PROBLEM TO WORK ON: In the entries below, find the lines with the word "Karbondioksit" and copy them.

DATA SECTION:
==============================
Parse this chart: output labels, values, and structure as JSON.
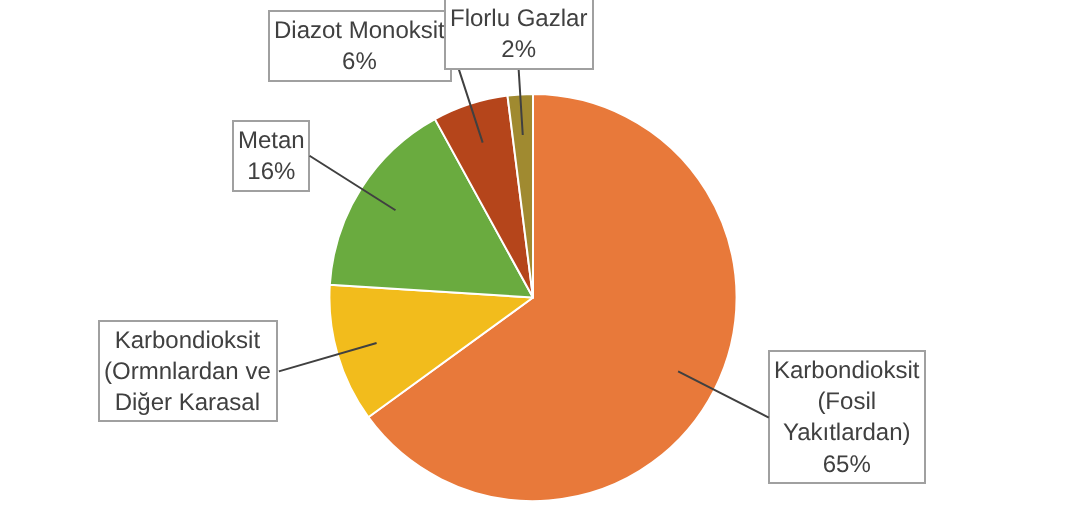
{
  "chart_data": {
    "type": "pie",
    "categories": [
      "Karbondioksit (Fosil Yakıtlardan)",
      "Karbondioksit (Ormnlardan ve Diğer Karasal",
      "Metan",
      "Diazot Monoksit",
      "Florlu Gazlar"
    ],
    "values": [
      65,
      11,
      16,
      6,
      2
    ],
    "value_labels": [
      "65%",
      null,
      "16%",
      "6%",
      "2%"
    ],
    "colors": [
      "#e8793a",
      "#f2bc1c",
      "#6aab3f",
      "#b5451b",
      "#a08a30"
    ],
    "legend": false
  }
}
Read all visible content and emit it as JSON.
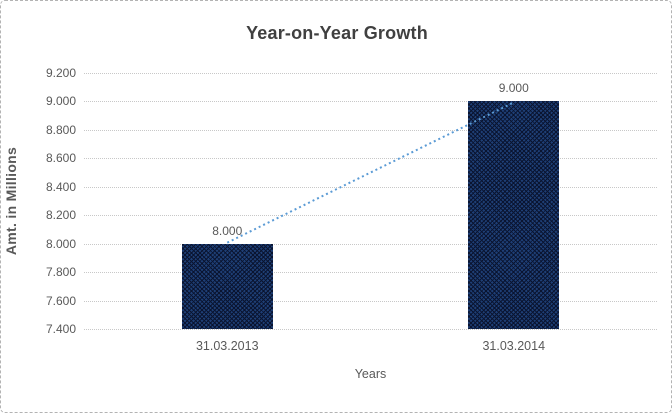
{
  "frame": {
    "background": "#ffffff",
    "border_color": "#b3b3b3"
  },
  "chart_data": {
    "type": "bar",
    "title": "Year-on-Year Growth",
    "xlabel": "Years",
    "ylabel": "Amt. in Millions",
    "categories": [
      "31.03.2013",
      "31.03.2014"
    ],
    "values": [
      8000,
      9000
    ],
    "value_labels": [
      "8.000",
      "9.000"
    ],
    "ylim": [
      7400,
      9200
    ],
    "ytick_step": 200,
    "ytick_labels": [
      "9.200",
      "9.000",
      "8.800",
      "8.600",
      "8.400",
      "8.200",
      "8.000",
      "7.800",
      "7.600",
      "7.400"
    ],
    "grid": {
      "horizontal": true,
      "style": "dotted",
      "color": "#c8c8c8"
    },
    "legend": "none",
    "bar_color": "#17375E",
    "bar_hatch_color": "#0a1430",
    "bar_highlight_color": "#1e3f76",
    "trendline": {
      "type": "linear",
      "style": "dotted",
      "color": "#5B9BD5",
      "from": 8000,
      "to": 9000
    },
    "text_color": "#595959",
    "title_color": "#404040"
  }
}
==============================
FINISHED ANSWER:
      "Karbondioksit (Fosil Yakıtlardan)",
      "Karbondioksit (Ormnlardan ve Diğer Karasal",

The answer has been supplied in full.